__Task details__.
Copy each line of the entries beneath that contains the word "data".

__Rows__.
-.-.-
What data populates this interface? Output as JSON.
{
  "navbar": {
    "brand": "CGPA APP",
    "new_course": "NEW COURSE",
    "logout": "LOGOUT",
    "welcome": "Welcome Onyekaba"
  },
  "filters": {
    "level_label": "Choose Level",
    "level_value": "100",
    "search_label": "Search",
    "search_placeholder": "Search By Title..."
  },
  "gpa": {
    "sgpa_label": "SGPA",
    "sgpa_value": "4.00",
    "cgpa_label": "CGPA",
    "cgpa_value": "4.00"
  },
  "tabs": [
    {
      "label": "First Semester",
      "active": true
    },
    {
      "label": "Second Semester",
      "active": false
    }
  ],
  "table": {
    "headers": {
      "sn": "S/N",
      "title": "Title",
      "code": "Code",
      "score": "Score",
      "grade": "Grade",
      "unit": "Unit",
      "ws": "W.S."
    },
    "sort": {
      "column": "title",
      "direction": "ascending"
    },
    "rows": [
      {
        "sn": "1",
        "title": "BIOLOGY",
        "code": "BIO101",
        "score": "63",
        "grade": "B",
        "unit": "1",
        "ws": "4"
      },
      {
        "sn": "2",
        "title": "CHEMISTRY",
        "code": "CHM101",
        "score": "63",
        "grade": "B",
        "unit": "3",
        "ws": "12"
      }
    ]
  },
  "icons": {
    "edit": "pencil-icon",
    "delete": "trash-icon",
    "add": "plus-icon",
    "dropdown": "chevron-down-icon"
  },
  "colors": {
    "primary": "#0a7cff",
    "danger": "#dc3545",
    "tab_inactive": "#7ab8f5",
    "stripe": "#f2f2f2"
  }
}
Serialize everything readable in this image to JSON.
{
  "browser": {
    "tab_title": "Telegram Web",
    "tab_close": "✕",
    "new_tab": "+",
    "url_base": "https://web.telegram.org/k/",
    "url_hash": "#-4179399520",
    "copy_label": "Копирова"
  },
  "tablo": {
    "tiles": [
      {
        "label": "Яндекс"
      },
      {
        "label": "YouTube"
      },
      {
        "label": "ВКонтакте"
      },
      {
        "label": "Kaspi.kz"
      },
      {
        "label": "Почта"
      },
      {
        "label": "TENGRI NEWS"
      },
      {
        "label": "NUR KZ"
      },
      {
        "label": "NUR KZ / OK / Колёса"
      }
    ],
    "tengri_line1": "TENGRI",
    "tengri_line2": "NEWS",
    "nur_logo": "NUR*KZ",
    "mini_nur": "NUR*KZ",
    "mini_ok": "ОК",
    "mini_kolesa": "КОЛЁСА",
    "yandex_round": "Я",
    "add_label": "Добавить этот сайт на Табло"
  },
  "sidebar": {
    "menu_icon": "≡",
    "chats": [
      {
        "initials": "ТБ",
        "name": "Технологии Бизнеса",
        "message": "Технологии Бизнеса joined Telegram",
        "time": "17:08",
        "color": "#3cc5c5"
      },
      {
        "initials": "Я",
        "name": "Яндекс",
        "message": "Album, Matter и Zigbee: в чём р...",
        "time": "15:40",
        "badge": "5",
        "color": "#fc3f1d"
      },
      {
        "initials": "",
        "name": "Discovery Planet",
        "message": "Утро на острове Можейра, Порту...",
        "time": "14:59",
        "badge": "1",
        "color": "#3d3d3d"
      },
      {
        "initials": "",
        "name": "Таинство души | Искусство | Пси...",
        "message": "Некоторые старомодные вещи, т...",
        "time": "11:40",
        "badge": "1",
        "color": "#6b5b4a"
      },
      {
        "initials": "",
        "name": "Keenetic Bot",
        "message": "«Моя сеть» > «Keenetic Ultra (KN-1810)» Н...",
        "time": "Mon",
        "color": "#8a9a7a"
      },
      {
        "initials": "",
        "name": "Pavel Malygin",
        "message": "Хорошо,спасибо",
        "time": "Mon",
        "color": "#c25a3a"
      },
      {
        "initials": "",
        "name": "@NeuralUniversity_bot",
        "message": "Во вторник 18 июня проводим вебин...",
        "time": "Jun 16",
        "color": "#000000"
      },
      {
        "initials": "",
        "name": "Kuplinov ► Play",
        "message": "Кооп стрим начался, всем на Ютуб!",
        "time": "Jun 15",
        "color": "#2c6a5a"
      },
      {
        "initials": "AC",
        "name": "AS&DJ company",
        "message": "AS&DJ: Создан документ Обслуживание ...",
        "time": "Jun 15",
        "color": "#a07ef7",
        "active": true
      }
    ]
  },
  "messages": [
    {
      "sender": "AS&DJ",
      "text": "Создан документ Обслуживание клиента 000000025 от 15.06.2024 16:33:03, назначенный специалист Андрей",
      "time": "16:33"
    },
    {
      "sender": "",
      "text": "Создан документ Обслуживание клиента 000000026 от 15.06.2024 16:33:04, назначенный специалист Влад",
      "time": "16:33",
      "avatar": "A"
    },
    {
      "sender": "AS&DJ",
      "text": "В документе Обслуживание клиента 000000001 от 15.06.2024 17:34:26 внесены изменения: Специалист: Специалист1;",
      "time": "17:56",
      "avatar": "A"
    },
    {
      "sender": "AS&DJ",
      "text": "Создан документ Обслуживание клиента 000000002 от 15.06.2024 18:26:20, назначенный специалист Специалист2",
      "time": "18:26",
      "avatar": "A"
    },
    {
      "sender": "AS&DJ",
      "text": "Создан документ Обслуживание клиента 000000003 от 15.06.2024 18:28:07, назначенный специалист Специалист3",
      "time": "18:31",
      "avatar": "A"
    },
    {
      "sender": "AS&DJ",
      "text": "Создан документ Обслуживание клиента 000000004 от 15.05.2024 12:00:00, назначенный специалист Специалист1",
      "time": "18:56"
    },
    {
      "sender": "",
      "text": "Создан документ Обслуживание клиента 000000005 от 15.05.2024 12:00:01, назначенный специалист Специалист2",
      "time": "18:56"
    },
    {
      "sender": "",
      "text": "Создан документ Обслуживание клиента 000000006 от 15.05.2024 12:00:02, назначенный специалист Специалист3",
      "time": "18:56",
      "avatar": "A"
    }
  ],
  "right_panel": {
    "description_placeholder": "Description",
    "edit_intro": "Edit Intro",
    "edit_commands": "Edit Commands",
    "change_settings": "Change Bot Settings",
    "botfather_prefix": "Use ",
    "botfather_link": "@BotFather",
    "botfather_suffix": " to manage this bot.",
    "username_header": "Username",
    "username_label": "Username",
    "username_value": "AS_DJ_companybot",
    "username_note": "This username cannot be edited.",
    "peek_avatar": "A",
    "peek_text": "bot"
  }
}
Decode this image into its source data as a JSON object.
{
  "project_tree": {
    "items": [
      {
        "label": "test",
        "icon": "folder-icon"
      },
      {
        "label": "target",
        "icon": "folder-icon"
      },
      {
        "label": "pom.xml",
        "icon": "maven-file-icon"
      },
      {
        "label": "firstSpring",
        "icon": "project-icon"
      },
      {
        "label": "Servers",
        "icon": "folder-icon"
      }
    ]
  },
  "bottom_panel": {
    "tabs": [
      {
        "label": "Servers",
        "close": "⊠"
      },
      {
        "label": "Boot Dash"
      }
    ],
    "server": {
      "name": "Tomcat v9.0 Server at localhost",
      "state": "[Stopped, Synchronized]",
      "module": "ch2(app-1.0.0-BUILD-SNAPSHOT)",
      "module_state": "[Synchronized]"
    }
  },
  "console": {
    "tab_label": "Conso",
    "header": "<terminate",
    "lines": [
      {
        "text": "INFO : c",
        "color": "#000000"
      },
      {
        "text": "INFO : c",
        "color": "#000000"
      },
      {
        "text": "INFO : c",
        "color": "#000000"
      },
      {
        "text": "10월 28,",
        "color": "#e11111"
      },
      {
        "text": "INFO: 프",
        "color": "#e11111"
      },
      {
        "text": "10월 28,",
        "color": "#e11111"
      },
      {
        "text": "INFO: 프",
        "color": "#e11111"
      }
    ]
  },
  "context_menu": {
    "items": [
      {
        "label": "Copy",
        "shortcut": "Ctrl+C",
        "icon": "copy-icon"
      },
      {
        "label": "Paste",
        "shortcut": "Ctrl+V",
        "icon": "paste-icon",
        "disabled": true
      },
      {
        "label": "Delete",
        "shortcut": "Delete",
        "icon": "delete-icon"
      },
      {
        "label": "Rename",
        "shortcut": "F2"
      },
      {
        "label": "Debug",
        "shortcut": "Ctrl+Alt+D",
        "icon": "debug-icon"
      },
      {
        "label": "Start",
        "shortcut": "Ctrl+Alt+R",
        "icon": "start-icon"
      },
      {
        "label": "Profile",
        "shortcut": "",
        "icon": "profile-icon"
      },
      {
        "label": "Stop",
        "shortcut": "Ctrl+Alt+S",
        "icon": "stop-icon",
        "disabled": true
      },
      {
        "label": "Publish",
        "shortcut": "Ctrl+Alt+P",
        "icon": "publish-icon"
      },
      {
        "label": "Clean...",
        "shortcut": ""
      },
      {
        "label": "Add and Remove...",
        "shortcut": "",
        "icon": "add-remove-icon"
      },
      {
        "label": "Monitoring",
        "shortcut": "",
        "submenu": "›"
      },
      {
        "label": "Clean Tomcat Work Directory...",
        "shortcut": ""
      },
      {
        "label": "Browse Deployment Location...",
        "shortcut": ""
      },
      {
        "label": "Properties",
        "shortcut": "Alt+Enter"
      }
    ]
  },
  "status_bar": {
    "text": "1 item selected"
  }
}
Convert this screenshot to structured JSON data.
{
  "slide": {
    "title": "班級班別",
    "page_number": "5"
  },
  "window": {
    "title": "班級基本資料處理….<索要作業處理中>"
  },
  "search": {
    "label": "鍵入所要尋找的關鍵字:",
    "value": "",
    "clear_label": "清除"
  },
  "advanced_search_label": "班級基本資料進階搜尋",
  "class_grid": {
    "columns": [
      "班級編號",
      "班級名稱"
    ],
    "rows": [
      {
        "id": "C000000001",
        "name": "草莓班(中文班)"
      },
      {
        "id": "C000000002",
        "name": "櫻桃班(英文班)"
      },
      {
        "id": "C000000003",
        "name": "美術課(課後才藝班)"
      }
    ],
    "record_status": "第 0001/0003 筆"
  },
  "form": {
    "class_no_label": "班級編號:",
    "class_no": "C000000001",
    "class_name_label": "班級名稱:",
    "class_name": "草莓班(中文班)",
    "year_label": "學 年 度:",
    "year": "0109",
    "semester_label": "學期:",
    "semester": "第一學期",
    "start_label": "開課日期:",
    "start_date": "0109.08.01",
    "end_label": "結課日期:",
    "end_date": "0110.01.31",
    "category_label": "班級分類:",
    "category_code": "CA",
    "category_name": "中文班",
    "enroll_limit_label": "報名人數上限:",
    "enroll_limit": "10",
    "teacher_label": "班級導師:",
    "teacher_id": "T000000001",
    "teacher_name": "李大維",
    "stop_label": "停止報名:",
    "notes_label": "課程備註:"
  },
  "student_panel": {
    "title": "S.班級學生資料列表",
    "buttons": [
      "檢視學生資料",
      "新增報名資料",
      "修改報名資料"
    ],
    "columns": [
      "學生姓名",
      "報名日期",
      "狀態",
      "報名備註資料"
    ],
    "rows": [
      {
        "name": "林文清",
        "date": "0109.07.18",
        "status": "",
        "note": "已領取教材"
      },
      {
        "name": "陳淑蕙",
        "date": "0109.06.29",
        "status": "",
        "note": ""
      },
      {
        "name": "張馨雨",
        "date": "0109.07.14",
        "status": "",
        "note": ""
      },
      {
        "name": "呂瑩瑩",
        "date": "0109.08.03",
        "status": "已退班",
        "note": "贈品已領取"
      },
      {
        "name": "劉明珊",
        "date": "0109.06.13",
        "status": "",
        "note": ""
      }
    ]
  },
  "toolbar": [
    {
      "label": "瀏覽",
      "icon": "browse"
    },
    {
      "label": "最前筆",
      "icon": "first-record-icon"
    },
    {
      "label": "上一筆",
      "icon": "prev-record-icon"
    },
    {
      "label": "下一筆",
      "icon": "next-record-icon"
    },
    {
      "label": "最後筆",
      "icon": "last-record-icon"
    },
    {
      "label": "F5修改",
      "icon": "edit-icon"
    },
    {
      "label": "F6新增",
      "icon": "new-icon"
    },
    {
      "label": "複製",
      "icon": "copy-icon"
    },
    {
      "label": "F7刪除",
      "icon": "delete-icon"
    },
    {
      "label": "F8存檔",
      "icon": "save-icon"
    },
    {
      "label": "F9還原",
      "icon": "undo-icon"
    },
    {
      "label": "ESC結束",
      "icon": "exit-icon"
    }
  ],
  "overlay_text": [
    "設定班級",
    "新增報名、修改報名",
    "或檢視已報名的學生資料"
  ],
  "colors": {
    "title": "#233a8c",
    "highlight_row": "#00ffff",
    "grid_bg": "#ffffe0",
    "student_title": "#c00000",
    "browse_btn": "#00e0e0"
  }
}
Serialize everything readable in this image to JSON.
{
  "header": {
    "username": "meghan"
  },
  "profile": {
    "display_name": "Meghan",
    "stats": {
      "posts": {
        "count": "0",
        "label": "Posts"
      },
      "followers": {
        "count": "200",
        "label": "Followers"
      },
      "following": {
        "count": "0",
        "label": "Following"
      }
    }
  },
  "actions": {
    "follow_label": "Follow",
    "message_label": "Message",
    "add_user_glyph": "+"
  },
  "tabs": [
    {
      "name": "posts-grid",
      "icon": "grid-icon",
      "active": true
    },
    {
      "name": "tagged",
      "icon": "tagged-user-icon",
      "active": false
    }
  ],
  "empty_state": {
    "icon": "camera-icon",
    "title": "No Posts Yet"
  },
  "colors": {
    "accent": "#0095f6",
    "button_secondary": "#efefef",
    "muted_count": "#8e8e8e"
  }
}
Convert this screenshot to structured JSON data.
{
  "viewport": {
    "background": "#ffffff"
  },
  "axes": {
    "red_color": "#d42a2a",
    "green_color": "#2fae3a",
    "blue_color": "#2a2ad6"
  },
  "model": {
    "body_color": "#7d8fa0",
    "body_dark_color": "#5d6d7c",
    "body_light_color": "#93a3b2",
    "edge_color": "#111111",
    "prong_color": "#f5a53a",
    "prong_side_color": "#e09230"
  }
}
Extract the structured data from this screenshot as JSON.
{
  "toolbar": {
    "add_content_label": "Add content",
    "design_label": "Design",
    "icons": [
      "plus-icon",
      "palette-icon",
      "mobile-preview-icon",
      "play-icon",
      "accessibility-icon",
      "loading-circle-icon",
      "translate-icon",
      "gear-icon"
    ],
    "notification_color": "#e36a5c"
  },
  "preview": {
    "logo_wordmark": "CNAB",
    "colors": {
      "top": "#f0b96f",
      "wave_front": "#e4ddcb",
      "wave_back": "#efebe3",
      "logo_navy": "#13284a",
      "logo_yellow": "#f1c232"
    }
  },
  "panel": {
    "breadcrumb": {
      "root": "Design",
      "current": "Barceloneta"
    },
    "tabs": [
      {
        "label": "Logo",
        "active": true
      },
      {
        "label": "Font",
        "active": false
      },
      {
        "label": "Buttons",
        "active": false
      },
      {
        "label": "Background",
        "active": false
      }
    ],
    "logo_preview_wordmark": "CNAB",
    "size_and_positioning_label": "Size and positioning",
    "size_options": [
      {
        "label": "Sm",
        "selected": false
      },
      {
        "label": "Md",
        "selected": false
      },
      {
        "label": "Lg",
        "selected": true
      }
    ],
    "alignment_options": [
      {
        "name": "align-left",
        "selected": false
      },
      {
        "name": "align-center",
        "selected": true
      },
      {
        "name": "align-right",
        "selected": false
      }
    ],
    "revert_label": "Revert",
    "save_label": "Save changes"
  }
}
-.-.-
__Result__.
What data populates this interface? Output as JSON.
Decode this image into its source data as a JSON object.
Convert this screenshot to structured JSON data.
Convert this screenshot to structured JSON data.
Extract the structured data from this screenshot as JSON.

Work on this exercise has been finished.